* Goal of the exercise: Scan the records for the word "structure". Copy each line that includes it.

* Records for this exercise:
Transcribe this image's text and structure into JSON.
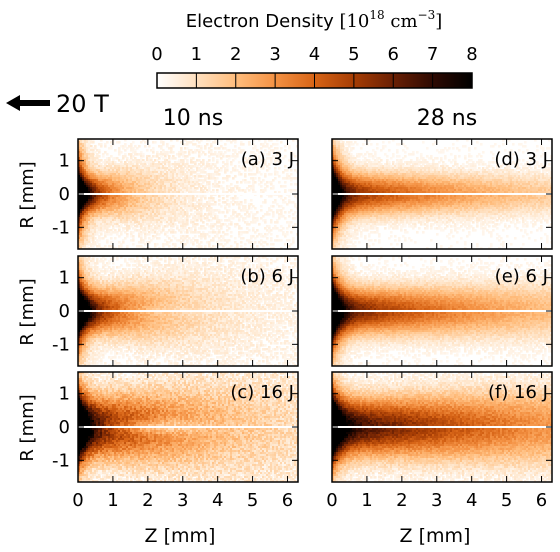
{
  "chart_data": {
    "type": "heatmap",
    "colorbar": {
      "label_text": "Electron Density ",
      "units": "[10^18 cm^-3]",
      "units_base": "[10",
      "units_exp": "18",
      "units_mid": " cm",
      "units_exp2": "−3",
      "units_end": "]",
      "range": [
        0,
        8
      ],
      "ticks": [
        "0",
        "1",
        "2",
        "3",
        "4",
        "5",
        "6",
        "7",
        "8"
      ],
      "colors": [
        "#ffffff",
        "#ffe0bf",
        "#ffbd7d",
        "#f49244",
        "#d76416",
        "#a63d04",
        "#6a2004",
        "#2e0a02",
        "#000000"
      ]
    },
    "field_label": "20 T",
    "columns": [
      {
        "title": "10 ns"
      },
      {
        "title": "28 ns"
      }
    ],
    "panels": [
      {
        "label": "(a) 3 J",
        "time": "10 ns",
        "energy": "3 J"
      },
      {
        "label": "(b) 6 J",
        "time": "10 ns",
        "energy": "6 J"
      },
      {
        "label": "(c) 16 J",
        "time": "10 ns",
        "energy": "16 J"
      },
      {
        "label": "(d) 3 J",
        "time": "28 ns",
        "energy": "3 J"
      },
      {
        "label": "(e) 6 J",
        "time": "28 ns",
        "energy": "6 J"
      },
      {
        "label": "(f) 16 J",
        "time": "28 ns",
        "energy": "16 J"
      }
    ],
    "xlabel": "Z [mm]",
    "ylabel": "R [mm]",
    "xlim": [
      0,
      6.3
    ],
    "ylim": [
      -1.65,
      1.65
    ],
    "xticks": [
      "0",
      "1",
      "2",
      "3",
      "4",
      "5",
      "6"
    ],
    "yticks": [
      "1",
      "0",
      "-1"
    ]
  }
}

---

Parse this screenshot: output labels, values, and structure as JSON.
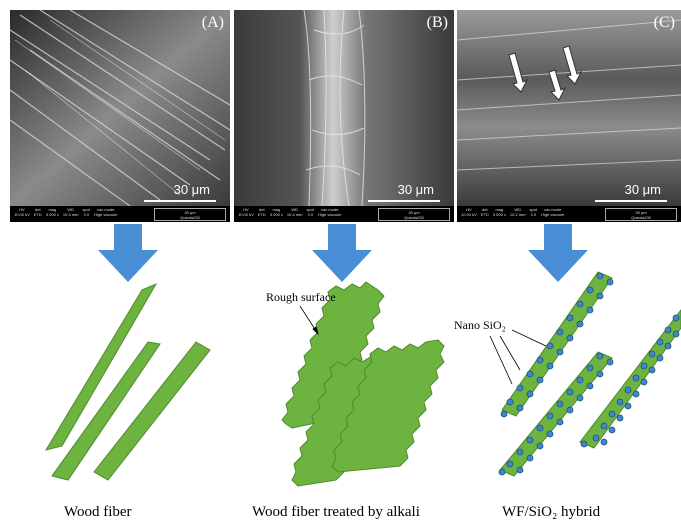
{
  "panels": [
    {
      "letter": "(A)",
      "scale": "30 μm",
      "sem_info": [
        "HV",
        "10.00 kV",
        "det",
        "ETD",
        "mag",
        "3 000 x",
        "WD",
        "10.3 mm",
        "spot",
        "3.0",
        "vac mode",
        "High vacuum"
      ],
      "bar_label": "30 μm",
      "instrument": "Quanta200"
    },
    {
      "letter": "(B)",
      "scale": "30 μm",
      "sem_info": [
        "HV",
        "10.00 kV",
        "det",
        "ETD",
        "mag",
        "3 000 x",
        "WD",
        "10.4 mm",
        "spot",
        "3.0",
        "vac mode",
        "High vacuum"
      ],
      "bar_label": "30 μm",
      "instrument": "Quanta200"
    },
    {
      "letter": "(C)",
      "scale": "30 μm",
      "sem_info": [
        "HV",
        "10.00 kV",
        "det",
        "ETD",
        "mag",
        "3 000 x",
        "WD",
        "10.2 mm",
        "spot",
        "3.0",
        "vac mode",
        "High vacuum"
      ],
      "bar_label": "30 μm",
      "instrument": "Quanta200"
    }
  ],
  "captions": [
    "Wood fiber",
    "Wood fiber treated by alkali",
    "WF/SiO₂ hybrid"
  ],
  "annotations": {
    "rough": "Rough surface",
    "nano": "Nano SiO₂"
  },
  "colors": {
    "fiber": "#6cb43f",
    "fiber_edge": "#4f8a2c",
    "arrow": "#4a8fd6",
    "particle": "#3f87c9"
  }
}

* * *

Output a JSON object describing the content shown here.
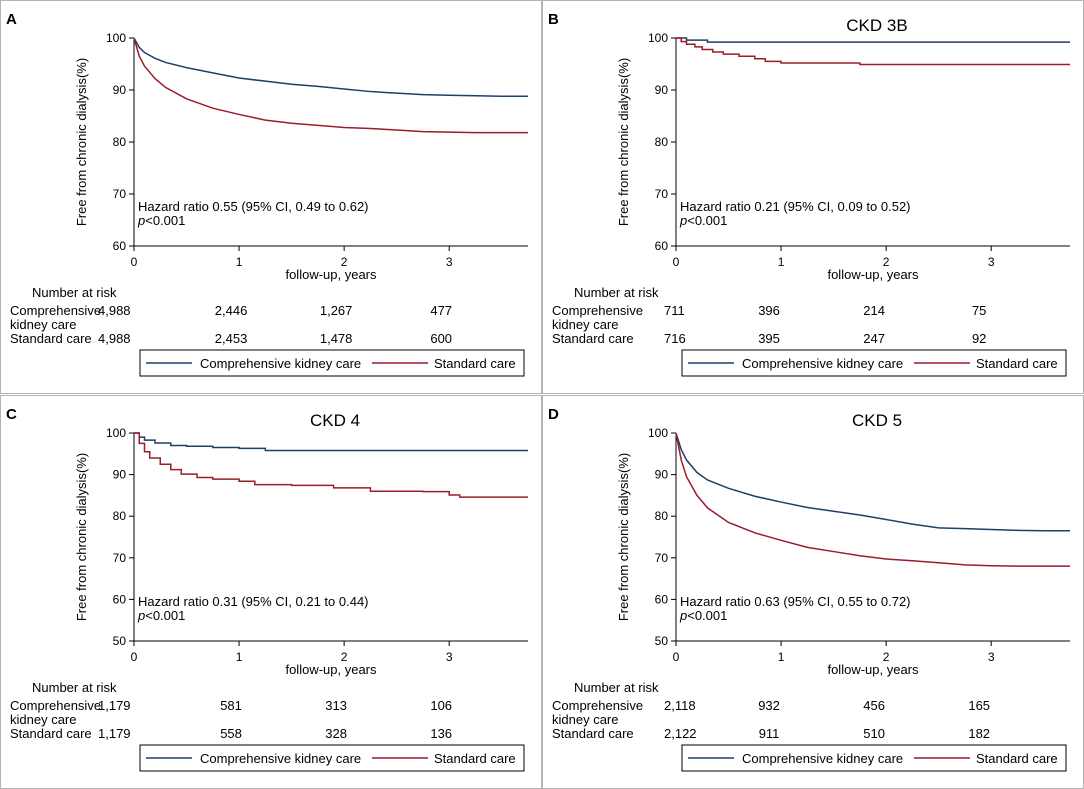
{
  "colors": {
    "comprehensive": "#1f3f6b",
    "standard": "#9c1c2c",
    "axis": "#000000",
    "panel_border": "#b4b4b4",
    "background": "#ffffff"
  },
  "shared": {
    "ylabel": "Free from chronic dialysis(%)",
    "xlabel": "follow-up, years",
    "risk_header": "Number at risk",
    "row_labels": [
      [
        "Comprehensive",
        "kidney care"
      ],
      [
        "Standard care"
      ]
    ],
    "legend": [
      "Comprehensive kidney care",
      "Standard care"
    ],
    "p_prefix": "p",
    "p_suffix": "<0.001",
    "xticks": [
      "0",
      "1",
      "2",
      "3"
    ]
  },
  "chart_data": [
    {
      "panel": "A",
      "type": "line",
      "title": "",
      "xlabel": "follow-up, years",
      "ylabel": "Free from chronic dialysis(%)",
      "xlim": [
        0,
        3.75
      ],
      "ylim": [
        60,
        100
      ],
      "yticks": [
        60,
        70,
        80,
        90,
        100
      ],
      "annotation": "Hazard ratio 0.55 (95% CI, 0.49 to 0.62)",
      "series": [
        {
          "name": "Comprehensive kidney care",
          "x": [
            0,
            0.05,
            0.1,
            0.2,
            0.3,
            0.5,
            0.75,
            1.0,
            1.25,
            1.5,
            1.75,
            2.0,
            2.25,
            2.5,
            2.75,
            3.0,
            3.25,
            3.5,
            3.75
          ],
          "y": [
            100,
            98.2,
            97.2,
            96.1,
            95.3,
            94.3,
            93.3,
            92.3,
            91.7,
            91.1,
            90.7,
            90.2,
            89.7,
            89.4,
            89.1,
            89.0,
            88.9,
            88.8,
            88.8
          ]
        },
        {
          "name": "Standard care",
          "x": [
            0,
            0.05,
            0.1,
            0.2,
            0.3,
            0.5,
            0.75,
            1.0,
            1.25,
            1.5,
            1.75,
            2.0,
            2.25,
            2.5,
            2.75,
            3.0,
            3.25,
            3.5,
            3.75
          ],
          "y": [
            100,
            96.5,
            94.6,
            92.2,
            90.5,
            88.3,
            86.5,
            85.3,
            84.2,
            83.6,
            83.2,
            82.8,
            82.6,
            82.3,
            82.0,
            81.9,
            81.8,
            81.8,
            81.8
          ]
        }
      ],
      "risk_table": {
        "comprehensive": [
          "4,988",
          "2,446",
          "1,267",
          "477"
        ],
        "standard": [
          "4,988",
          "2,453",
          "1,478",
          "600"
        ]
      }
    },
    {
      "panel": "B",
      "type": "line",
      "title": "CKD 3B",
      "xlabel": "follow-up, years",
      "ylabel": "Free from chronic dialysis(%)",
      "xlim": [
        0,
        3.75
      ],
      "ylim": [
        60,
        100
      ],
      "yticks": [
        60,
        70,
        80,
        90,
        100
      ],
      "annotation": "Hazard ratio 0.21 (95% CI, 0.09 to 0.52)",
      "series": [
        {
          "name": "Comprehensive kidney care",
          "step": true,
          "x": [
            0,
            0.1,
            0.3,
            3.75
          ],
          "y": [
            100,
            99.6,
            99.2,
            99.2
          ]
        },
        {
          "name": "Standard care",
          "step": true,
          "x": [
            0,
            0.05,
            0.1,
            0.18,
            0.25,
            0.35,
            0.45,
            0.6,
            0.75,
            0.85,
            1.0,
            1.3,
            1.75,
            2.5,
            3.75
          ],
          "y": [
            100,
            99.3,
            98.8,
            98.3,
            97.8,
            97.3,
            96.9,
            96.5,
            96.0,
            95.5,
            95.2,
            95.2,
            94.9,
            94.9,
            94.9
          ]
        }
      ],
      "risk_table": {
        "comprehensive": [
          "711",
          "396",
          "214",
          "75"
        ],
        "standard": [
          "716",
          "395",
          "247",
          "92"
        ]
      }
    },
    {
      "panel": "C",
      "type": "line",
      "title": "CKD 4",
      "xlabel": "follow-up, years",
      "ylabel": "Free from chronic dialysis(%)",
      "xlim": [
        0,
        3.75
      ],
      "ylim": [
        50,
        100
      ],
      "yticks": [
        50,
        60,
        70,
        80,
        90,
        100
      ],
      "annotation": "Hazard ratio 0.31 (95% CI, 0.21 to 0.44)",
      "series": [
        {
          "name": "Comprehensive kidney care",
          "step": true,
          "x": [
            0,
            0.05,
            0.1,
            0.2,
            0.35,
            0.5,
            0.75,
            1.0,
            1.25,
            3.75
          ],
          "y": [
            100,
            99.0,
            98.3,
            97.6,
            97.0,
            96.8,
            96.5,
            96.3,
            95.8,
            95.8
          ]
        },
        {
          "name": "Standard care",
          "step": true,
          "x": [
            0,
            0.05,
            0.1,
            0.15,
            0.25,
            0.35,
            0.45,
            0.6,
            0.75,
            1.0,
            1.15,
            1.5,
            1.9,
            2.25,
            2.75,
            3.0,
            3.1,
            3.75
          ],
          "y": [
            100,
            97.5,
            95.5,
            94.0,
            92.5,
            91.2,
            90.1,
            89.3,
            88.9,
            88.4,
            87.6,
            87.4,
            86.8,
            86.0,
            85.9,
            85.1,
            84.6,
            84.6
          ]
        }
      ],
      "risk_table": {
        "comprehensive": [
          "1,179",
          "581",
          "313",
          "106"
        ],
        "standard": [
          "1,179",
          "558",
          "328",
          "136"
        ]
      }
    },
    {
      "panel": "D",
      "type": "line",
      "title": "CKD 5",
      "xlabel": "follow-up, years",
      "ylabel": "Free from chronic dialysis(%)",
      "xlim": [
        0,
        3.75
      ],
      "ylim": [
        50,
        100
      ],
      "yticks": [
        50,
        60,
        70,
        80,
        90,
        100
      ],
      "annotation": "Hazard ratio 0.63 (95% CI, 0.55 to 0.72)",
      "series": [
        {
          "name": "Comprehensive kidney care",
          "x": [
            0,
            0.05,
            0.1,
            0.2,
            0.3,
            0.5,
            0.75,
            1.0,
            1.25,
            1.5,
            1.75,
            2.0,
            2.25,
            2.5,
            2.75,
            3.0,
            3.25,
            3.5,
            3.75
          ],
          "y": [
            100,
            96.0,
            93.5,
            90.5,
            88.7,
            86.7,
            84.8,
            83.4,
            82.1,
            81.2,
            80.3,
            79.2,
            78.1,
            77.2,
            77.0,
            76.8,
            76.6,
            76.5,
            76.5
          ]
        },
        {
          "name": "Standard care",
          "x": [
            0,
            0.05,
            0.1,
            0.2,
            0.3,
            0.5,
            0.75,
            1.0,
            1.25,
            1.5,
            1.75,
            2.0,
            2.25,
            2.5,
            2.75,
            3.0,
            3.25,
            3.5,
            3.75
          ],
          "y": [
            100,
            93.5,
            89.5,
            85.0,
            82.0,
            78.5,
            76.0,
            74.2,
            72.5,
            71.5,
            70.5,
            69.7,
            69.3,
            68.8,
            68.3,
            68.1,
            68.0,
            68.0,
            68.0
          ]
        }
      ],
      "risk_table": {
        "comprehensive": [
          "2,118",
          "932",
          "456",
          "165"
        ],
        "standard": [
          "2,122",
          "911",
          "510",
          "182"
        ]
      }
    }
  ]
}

* Answer for this exercise:
Transcribe this image's text and structure into JSON.
Parse this screenshot: output labels, values, and structure as JSON.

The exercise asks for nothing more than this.